** Supplied records **
** start **

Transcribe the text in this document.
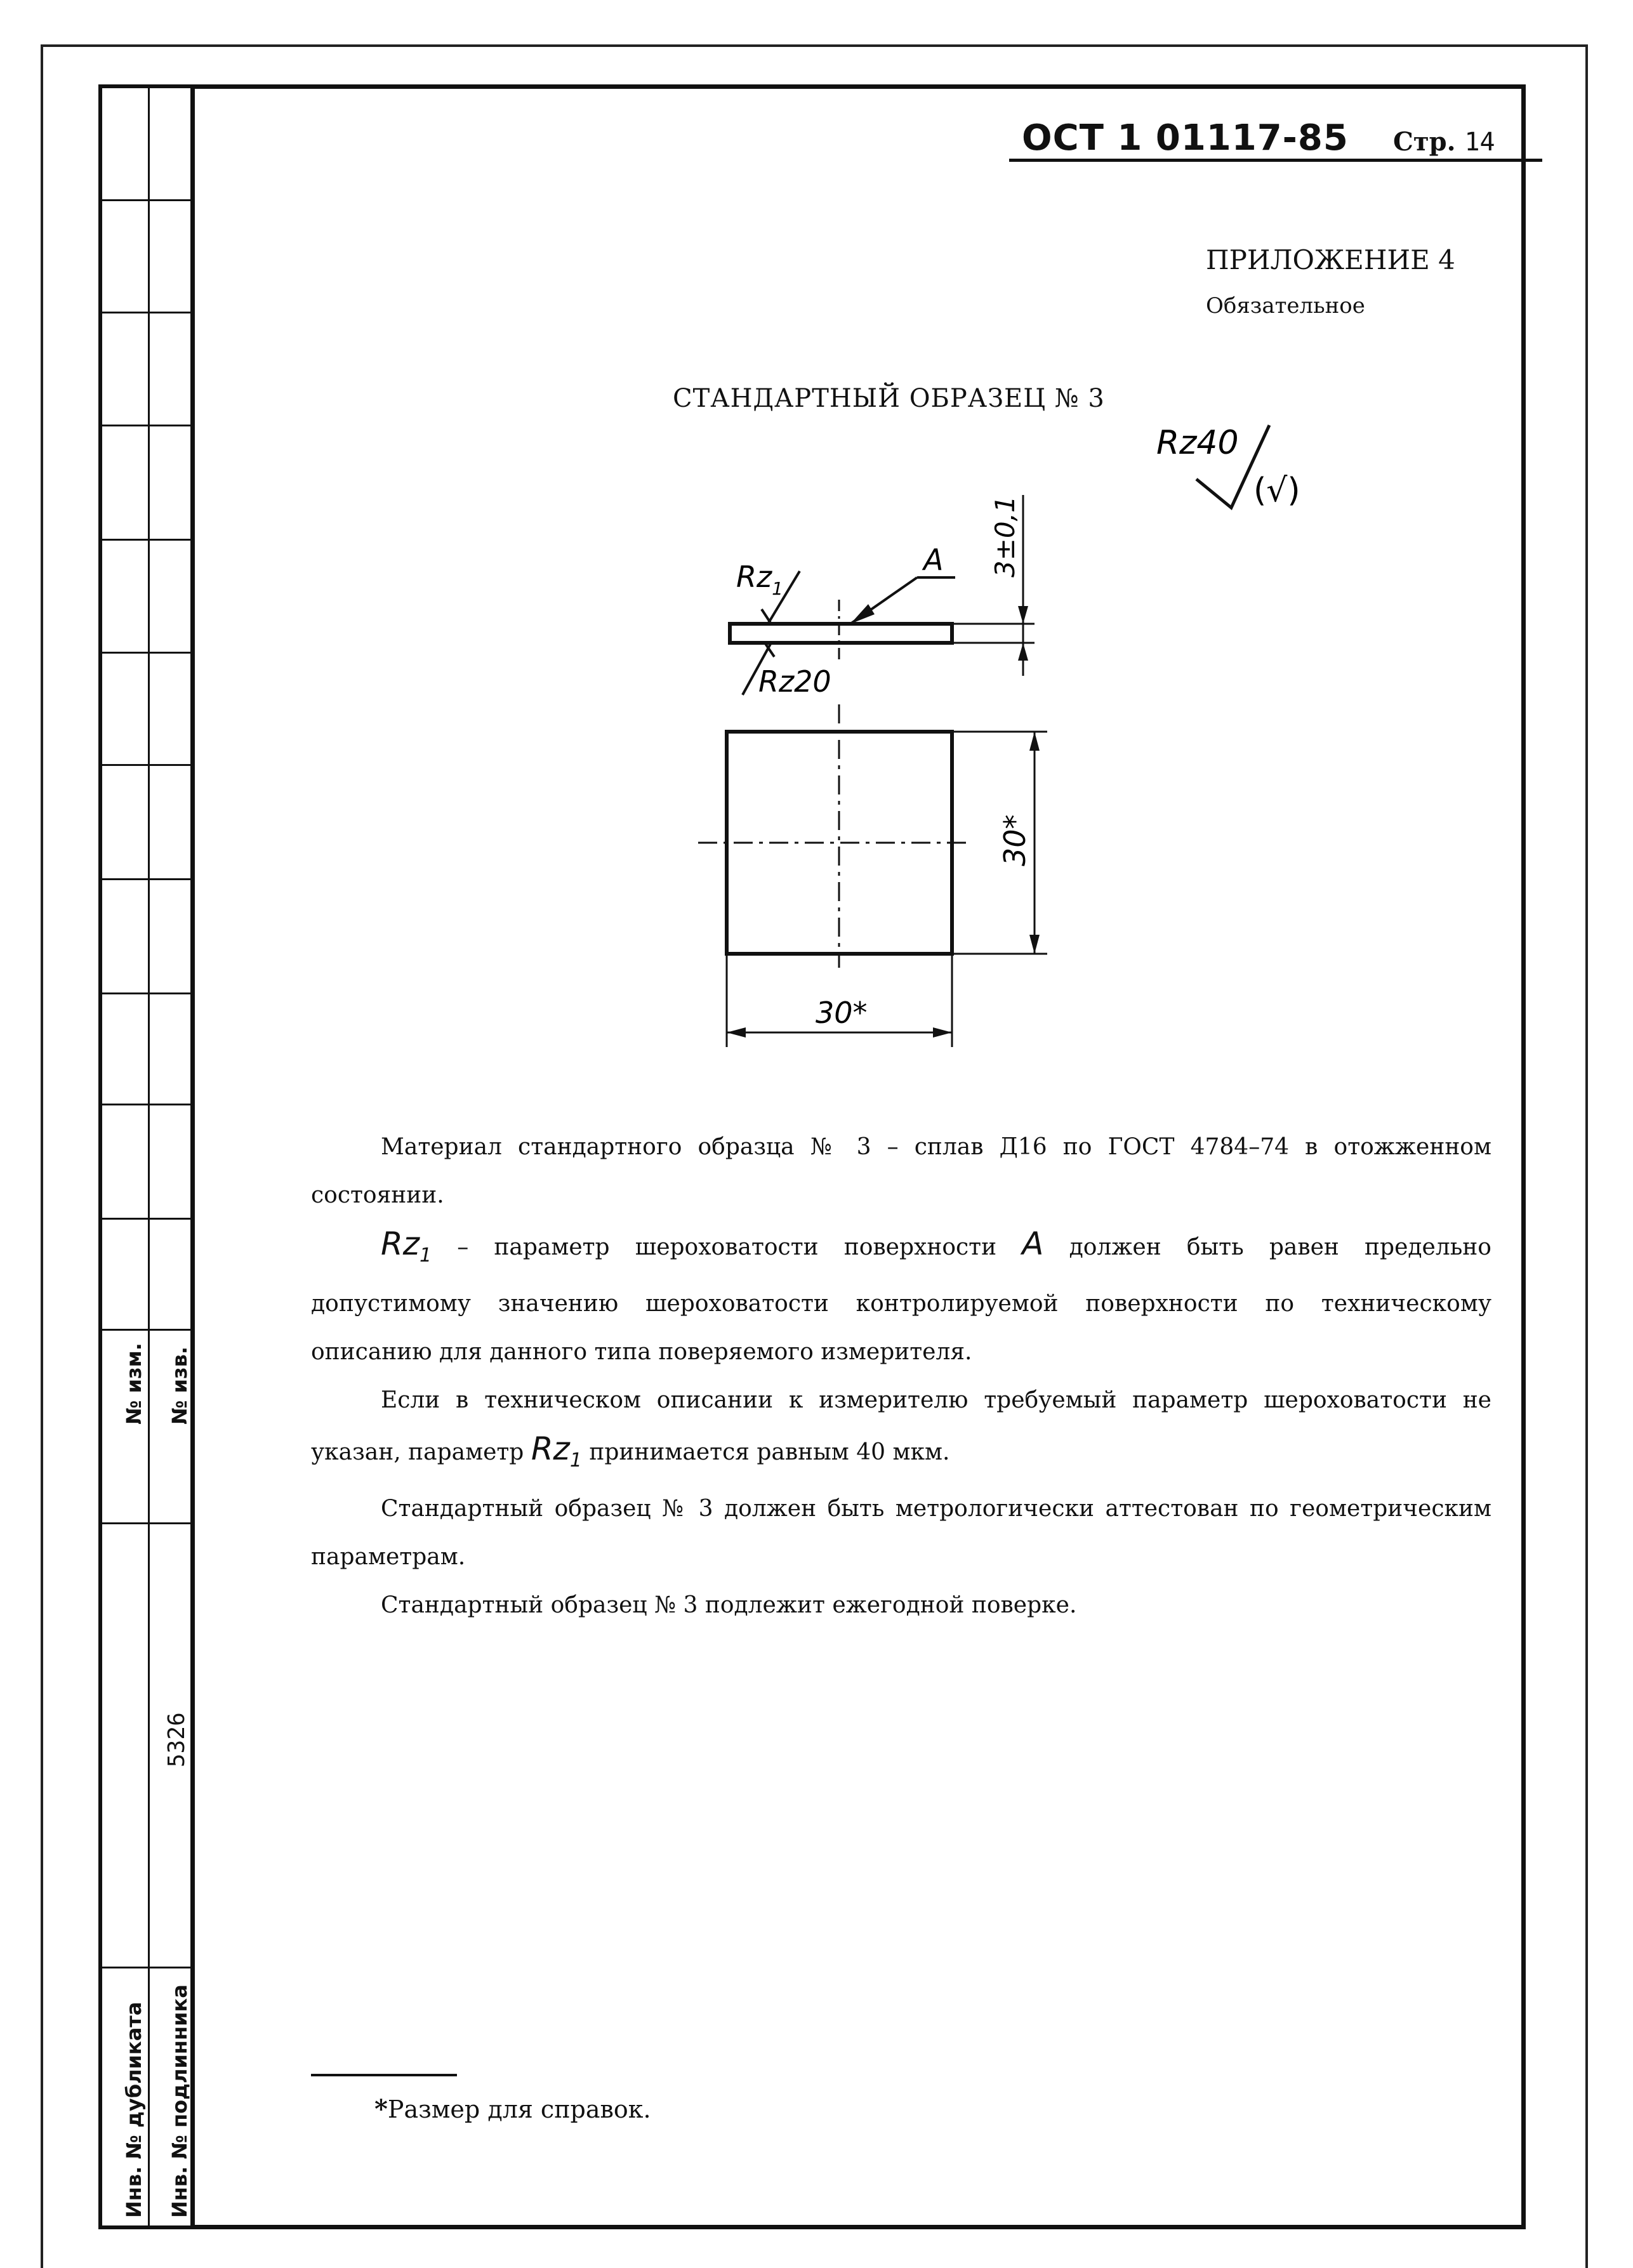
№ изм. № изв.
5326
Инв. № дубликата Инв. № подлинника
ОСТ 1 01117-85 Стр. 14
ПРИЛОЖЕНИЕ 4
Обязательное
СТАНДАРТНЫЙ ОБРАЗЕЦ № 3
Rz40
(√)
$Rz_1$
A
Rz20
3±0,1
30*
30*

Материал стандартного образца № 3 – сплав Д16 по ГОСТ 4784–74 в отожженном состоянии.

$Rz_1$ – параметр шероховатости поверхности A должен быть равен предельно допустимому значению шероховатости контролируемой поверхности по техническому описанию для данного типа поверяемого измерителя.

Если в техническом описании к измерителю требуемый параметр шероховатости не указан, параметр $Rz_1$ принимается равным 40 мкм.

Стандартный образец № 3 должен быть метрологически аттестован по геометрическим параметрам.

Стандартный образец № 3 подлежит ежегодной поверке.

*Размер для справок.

** end **
** start **

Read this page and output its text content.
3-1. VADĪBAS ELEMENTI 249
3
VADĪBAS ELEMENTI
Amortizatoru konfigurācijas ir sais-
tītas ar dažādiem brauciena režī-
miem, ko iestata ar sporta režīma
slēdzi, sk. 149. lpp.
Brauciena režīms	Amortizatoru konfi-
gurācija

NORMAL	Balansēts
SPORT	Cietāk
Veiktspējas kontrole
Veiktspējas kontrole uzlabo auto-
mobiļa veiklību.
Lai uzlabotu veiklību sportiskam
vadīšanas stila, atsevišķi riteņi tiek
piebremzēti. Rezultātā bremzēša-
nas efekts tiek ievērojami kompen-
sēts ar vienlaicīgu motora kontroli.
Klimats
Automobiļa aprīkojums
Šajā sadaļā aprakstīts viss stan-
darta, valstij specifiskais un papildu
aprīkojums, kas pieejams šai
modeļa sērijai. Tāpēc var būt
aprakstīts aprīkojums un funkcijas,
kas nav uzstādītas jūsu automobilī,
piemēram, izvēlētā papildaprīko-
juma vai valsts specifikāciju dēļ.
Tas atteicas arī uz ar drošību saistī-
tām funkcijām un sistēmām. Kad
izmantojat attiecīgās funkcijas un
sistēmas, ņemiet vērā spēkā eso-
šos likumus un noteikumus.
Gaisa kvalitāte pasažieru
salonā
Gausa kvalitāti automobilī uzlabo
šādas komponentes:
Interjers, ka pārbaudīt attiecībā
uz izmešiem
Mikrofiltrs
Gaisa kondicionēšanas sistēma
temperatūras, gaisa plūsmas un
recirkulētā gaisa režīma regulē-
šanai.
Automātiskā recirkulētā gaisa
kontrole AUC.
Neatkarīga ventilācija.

** end **
** start **

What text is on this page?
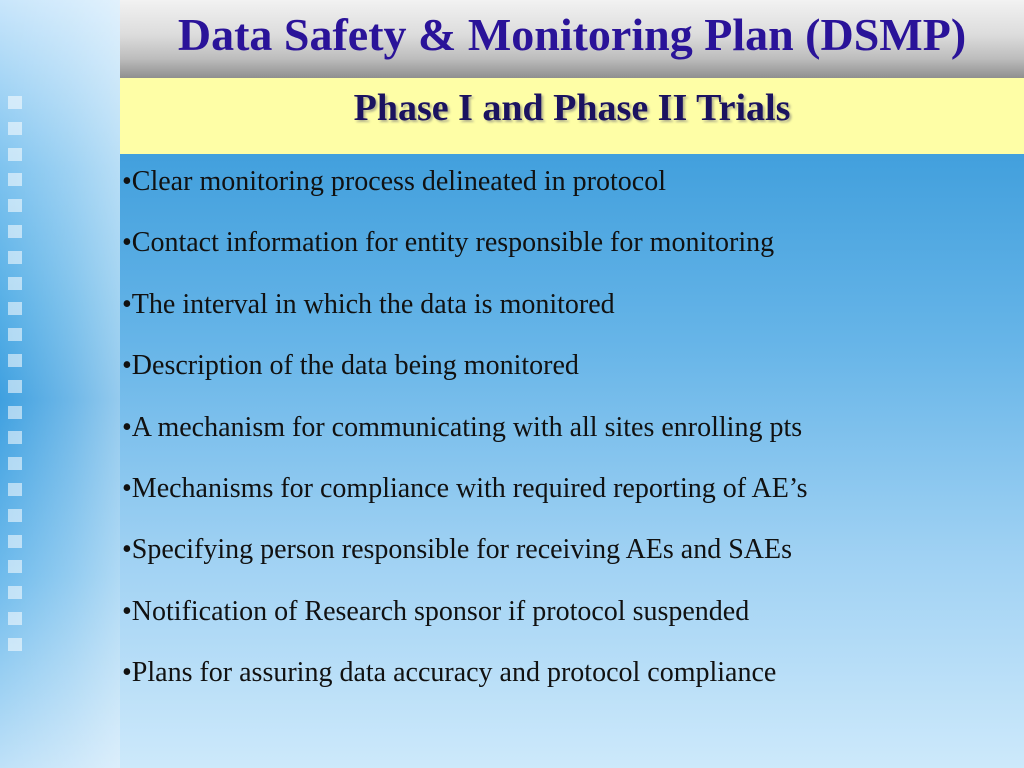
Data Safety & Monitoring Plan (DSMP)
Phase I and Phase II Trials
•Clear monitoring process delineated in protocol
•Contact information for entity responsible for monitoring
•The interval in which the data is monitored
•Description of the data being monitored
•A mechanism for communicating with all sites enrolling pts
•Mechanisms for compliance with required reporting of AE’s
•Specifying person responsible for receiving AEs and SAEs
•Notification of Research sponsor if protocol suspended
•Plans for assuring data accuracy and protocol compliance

** end **

** Stated task **
Copy each line holding the word "compliance" from the listing above.

** Reply **
•Mechanisms for compliance with required reporting of AE’s
•Plans for assuring data accuracy and protocol compliance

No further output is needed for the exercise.